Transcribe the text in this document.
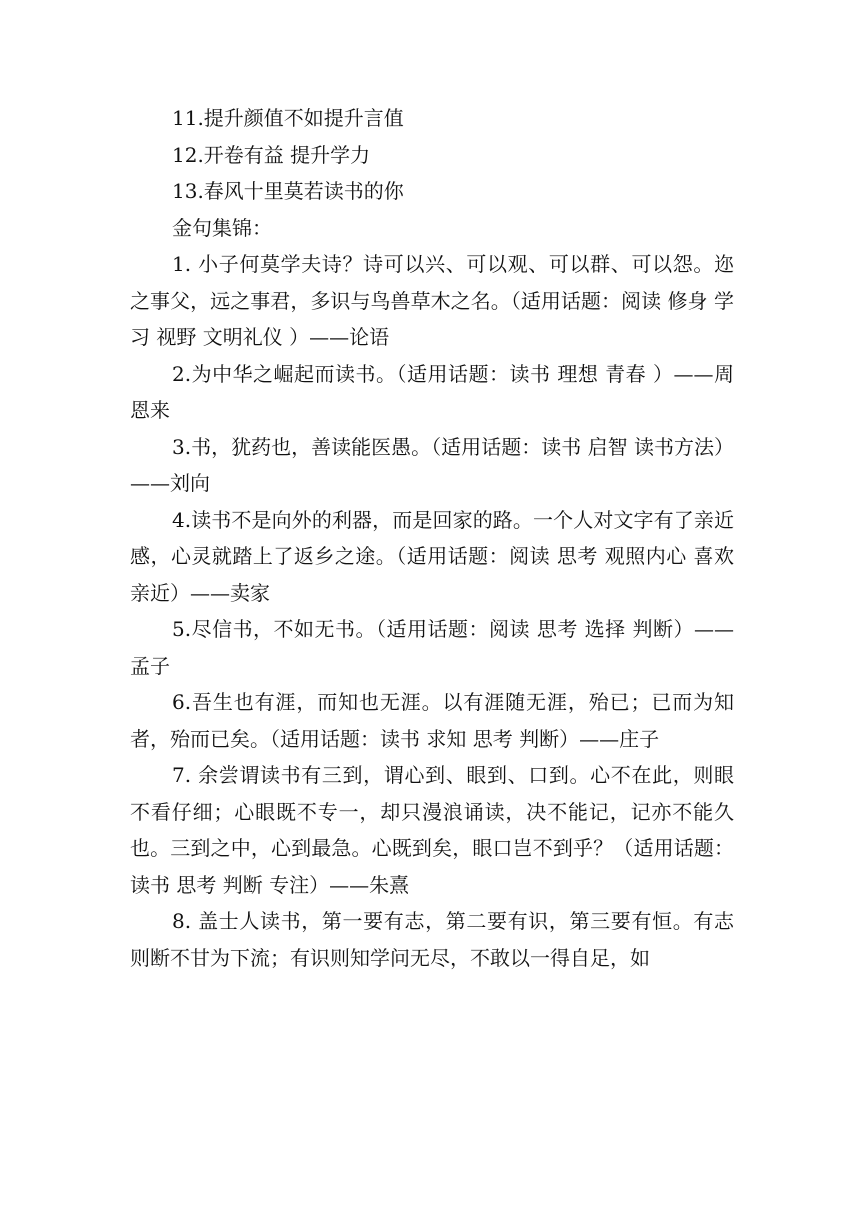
11.提升颜值不如提升言值

12.开卷有益 提升学力

13.春风十里莫若读书的你

金句集锦：

1. 小子何莫学夫诗？诗可以兴、可以观、可以群、可以怨。迩之事父，远之事君，多识与鸟兽草木之名。（适用话题：阅读 修身 学习 视野 文明礼仪 ）——论语

2.为中华之崛起而读书。（适用话题：读书 理想 青春 ）——周恩来

3.书，犹药也，善读能医愚。（适用话题：读书 启智 读书方法）——刘向

4.读书不是向外的利器，而是回家的路。一个人对文字有了亲近感，心灵就踏上了返乡之途。（适用话题：阅读 思考 观照内心 喜欢 亲近）——卖家

5.尽信书，不如无书。（适用话题：阅读 思考 选择 判断）——孟子

6.吾生也有涯，而知也无涯。以有涯随无涯，殆已；已而为知者，殆而已矣。（适用话题：读书 求知 思考 判断）——庄子

7. 余尝谓读书有三到，谓心到、眼到、口到。心不在此，则眼不看仔细；心眼既不专一，却只漫浪诵读，决不能记，记亦不能久也。三到之中，心到最急。心既到矣，眼口岂不到乎？（适用话题：读书 思考 判断 专注）——朱熹

8. 盖士人读书，第一要有志，第二要有识，第三要有恒。有志则断不甘为下流；有识则知学问无尽，不敢以一得自足，如
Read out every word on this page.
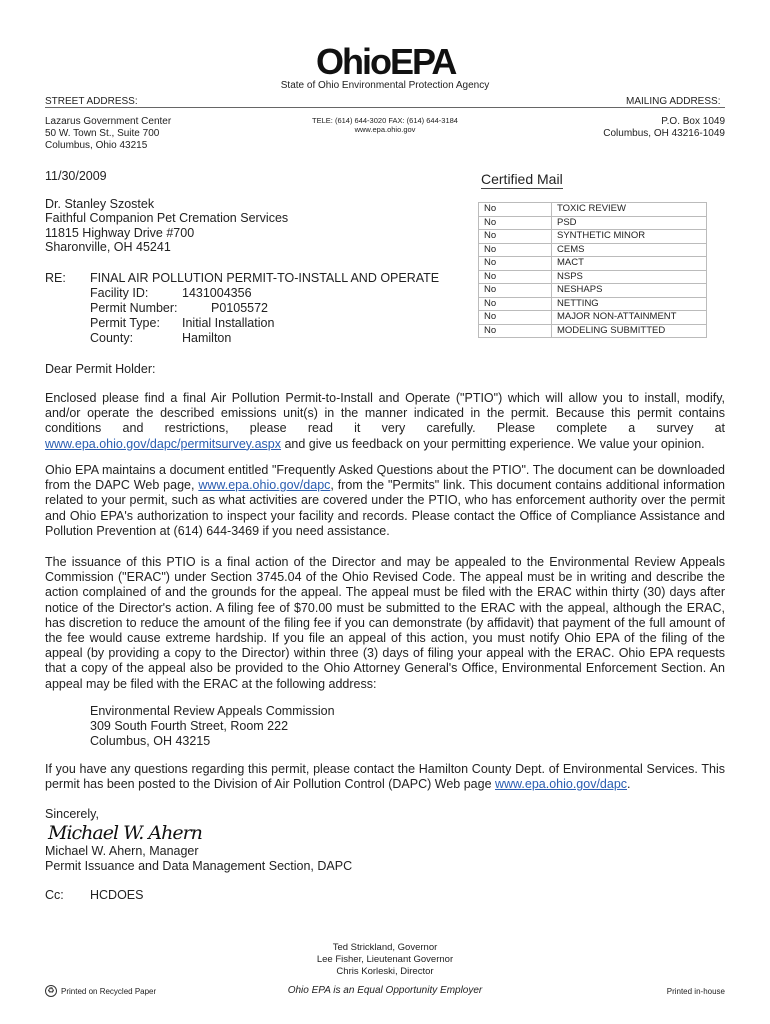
OhioEPA
State of Ohio Environmental Protection Agency
STREET ADDRESS:	MAILING ADDRESS:
Lazarus Government Center
50 W. Town St., Suite 700
Columbus, Ohio 43215
TELE: (614) 644-3020 FAX: (614) 644-3184
www.epa.ohio.gov
P.O. Box 1049
Columbus, OH 43216-1049
11/30/2009	Certified Mail
Dr. Stanley Szostek
Faithful Companion Pet Cremation Services
11815 Highway Drive #700
Sharonville, OH 45241
No	TOXIC REVIEW
No	PSD
No	SYNTHETIC MINOR
No	CEMS
No	MACT
No	NSPS
No	NESHAPS
No	NETTING
No	MAJOR NON-ATTAINMENT
No	MODELING SUBMITTED
RE: FINAL AIR POLLUTION PERMIT-TO-INSTALL AND OPERATE
Facility ID:	1431004356
Permit Number:	P0105572
Permit Type: Initial Installation
County:	Hamilton
Dear Permit Holder:
Enclosed please find a final Air Pollution Permit-to-Install and Operate ("PTIO") which will allow you to install, modify, and/or operate the described emissions unit(s) in the manner indicated in the permit. Because this permit contains conditions and restrictions, please read it very carefully. Please complete a survey at www.epa.ohio.gov/dapc/permitsurvey.aspx and give us feedback on your permitting experience. We value your opinion.
Ohio EPA maintains a document entitled "Frequently Asked Questions about the PTIO". The document can be downloaded from the DAPC Web page, www.epa.ohio.gov/dapc, from the "Permits" link. This document contains additional information related to your permit, such as what activities are covered under the PTIO, who has enforcement authority over the permit and Ohio EPA's authorization to inspect your facility and records. Please contact the Office of Compliance Assistance and Pollution Prevention at (614) 644-3469 if you need assistance.
The issuance of this PTIO is a final action of the Director and may be appealed to the Environmental Review Appeals Commission ("ERAC") under Section 3745.04 of the Ohio Revised Code. The appeal must be in writing and describe the action complained of and the grounds for the appeal. The appeal must be filed with the ERAC within thirty (30) days after notice of the Director's action. A filing fee of $70.00 must be submitted to the ERAC with the appeal, although the ERAC, has discretion to reduce the amount of the filing fee if you can demonstrate (by affidavit) that payment of the full amount of the fee would cause extreme hardship. If you file an appeal of this action, you must notify Ohio EPA of the filing of the appeal (by providing a copy to the Director) within three (3) days of filing your appeal with the ERAC. Ohio EPA requests that a copy of the appeal also be provided to the Ohio Attorney General's Office, Environmental Enforcement Section. An appeal may be filed with the ERAC at the following address:
Environmental Review Appeals Commission
309 South Fourth Street, Room 222
Columbus, OH 43215
If you have any questions regarding this permit, please contact the Hamilton County Dept. of Environmental Services. This permit has been posted to the Division of Air Pollution Control (DAPC) Web page www.epa.ohio.gov/dapc.
Sincerely,
Michael W. Ahern
Michael W. Ahern, Manager
Permit Issuance and Data Management Section, DAPC
Cc: HCDOES
Ted Strickland, Governor
Lee Fisher, Lieutenant Governor
Chris Korleski, Director
♻ Printed on Recycled Paper	Ohio EPA is an Equal Opportunity Employer	Printed in-house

WORK TO COMPLETE: Repeat the entries exactly and keep the pictures out of the copy.

EXPECTED ANSWER:
Transcribe the text in this document.
11.提升颜值不如提升言值

12.开卷有益 提升学力

13.春风十里莫若读书的你

金句集锦：

1. 小子何莫学夫诗？诗可以兴、可以观、可以群、可以怨。迩之事父，远之事君，多识与鸟兽草木之名。（适用话题：阅读 修身 学习 视野 文明礼仪 ）——论语

2.为中华之崛起而读书。（适用话题：读书 理想 青春 ）——周恩来

3.书，犹药也，善读能医愚。（适用话题：读书 启智 读书方法）——刘向

4.读书不是向外的利器，而是回家的路。一个人对文字有了亲近感，心灵就踏上了返乡之途。（适用话题：阅读 思考 观照内心 喜欢 亲近）——卖家

5.尽信书，不如无书。（适用话题：阅读 思考 选择 判断）——孟子

6.吾生也有涯，而知也无涯。以有涯随无涯，殆已；已而为知者，殆而已矣。（适用话题：读书 求知 思考 判断）——庄子

7. 余尝谓读书有三到，谓心到、眼到、口到。心不在此，则眼不看仔细；心眼既不专一，却只漫浪诵读，决不能记，记亦不能久也。三到之中，心到最急。心既到矣，眼口岂不到乎？（适用话题：读书 思考 判断 专注）——朱熹

8. 盖士人读书，第一要有志，第二要有识，第三要有恒。有志则断不甘为下流；有识则知学问无尽，不敢以一得自足，如
Read out every word on this page.
OhioEPA
State of Ohio Environmental Protection Agency
STREET ADDRESS:	MAILING ADDRESS:
Lazarus Government Center
50 W. Town St., Suite 700
Columbus, Ohio 43215
TELE: (614) 644-3020 FAX: (614) 644-3184
www.epa.ohio.gov
P.O. Box 1049
Columbus, OH 43216-1049
11/30/2009	Certified Mail
Dr. Stanley Szostek
Faithful Companion Pet Cremation Services
11815 Highway Drive #700
Sharonville, OH 45241
No	TOXIC REVIEW
No	PSD
No	SYNTHETIC MINOR
No	CEMS
No	MACT
No	NSPS
No	NESHAPS
No	NETTING
No	MAJOR NON-ATTAINMENT
No	MODELING SUBMITTED
RE: FINAL AIR POLLUTION PERMIT-TO-INSTALL AND OPERATE
Facility ID:	1431004356
Permit Number:	P0105572
Permit Type: Initial Installation
County:	Hamilton
Dear Permit Holder:
Enclosed please find a final Air Pollution Permit-to-Install and Operate ("PTIO") which will allow you to install, modify, and/or operate the described emissions unit(s) in the manner indicated in the permit. Because this permit contains conditions and restrictions, please read it very carefully. Please complete a survey at www.epa.ohio.gov/dapc/permitsurvey.aspx and give us feedback on your permitting experience. We value your opinion.
Ohio EPA maintains a document entitled "Frequently Asked Questions about the PTIO". The document can be downloaded from the DAPC Web page, www.epa.ohio.gov/dapc, from the "Permits" link. This document contains additional information related to your permit, such as what activities are covered under the PTIO, who has enforcement authority over the permit and Ohio EPA's authorization to inspect your facility and records. Please contact the Office of Compliance Assistance and Pollution Prevention at (614) 644-3469 if you need assistance.
The issuance of this PTIO is a final action of the Director and may be appealed to the Environmental Review Appeals Commission ("ERAC") under Section 3745.04 of the Ohio Revised Code. The appeal must be in writing and describe the action complained of and the grounds for the appeal. The appeal must be filed with the ERAC within thirty (30) days after notice of the Director's action. A filing fee of $70.00 must be submitted to the ERAC with the appeal, although the ERAC, has discretion to reduce the amount of the filing fee if you can demonstrate (by affidavit) that payment of the full amount of the fee would cause extreme hardship. If you file an appeal of this action, you must notify Ohio EPA of the filing of the appeal (by providing a copy to the Director) within three (3) days of filing your appeal with the ERAC. Ohio EPA requests that a copy of the appeal also be provided to the Ohio Attorney General's Office, Environmental Enforcement Section. An appeal may be filed with the ERAC at the following address:
Environmental Review Appeals Commission
309 South Fourth Street, Room 222
Columbus, OH 43215
If you have any questions regarding this permit, please contact the Hamilton County Dept. of Environmental Services. This permit has been posted to the Division of Air Pollution Control (DAPC) Web page www.epa.ohio.gov/dapc.
Sincerely,
Michael W. Ahern
Michael W. Ahern, Manager
Permit Issuance and Data Management Section, DAPC
Cc: HCDOES
Ted Strickland, Governor
Lee Fisher, Lieutenant Governor
Chris Korleski, Director
♻ Printed on Recycled Paper	Ohio EPA is an Equal Opportunity Employer	Printed in-house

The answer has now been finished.